### What the exercise asks
The records that follow are to be repeated without alteration.

════════════════════

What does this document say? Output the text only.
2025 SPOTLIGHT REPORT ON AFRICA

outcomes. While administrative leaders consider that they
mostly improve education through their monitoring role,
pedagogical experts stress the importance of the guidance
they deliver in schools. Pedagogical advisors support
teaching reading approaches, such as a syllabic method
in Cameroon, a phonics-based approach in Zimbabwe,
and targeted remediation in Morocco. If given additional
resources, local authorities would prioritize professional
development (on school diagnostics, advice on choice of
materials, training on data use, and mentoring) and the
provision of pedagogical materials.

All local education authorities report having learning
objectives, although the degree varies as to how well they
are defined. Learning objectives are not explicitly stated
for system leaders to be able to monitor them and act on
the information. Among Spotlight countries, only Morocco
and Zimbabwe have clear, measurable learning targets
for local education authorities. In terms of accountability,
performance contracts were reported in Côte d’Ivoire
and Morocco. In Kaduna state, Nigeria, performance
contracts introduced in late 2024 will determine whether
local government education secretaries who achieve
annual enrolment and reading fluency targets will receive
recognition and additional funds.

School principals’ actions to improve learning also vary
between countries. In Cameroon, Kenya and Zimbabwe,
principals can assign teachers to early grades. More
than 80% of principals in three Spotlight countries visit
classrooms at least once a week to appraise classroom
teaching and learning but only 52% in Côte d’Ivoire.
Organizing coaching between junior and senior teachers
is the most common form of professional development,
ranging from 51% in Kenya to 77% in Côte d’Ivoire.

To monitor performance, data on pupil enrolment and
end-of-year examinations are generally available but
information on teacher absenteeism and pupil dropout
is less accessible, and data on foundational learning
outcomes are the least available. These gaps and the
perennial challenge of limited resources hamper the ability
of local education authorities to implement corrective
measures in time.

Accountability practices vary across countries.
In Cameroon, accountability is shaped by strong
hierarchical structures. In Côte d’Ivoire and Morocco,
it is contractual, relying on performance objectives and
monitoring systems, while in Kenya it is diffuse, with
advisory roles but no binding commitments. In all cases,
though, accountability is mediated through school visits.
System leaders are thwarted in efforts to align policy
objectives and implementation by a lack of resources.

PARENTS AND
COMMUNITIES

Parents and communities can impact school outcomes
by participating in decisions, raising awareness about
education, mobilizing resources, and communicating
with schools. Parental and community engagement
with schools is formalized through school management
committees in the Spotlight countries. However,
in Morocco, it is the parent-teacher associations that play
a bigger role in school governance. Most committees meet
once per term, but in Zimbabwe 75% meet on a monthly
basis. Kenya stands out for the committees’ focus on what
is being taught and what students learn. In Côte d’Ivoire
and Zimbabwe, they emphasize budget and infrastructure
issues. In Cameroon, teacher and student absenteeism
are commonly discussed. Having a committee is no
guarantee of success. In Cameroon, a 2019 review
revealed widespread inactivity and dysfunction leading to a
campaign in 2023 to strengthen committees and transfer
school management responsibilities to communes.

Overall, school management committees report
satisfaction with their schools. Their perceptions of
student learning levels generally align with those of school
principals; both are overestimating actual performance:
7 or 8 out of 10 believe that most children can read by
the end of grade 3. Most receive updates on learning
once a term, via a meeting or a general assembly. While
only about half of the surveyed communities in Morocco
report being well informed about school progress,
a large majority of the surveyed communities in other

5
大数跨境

════════════════════

### Answer below
What does this document say? Output the text only.
2025 SPOTLIGHT REPORT ON AFRICA

outcomes. While administrative leaders consider that they
mostly improve education through their monitoring role,
pedagogical experts stress the importance of the guidance
they deliver in schools. Pedagogical advisors support
teaching reading approaches, such as a syllabic method
in Cameroon, a phonics-based approach in Zimbabwe,
and targeted remediation in Morocco. If given additional
resources, local authorities would prioritize professional
development (on school diagnostics, advice on choice of
materials, training on data use, and mentoring) and the
provision of pedagogical materials.

All local education authorities report having learning
objectives, although the degree varies as to how well they
are defined. Learning objectives are not explicitly stated
for system leaders to be able to monitor them and act on
the information. Among Spotlight countries, only Morocco
and Zimbabwe have clear, measurable learning targets
for local education authorities. In terms of accountability,
performance contracts were reported in Côte d’Ivoire
and Morocco. In Kaduna state, Nigeria, performance
contracts introduced in late 2024 will determine whether
local government education secretaries who achieve
annual enrolment and reading fluency targets will receive
recognition and additional funds.

School principals’ actions to improve learning also vary
between countries. In Cameroon, Kenya and Zimbabwe,
principals can assign teachers to early grades. More
than 80% of principals in three Spotlight countries visit
classrooms at least once a week to appraise classroom
teaching and learning but only 52% in Côte d’Ivoire.
Organizing coaching between junior and senior teachers
is the most common form of professional development,
ranging from 51% in Kenya to 77% in Côte d’Ivoire.

To monitor performance, data on pupil enrolment and
end-of-year examinations are generally available but
information on teacher absenteeism and pupil dropout
is less accessible, and data on foundational learning
outcomes are the least available. These gaps and the
perennial challenge of limited resources hamper the ability
of local education authorities to implement corrective
measures in time.

Accountability practices vary across countries.
In Cameroon, accountability is shaped by strong
hierarchical structures. In Côte d’Ivoire and Morocco,
it is contractual, relying on performance objectives and
monitoring systems, while in Kenya it is diffuse, with
advisory roles but no binding commitments. In all cases,
though, accountability is mediated through school visits.
System leaders are thwarted in efforts to align policy
objectives and implementation by a lack of resources.

PARENTS AND
COMMUNITIES

Parents and communities can impact school outcomes
by participating in decisions, raising awareness about
education, mobilizing resources, and communicating
with schools. Parental and community engagement
with schools is formalized through school management
committees in the Spotlight countries. However,
in Morocco, it is the parent-teacher associations that play
a bigger role in school governance. Most committees meet
once per term, but in Zimbabwe 75% meet on a monthly
basis. Kenya stands out for the committees’ focus on what
is being taught and what students learn. In Côte d’Ivoire
and Zimbabwe, they emphasize budget and infrastructure
issues. In Cameroon, teacher and student absenteeism
are commonly discussed. Having a committee is no
guarantee of success. In Cameroon, a 2019 review
revealed widespread inactivity and dysfunction leading to a
campaign in 2023 to strengthen committees and transfer
school management responsibilities to communes.

Overall, school management committees report
satisfaction with their schools. Their perceptions of
student learning levels generally align with those of school
principals; both are overestimating actual performance:
7 or 8 out of 10 believe that most children can read by
the end of grade 3. Most receive updates on learning
once a term, via a meeting or a general assembly. While
only about half of the surveyed communities in Morocco
report being well informed about school progress,
a large majority of the surveyed communities in other

5
大数跨境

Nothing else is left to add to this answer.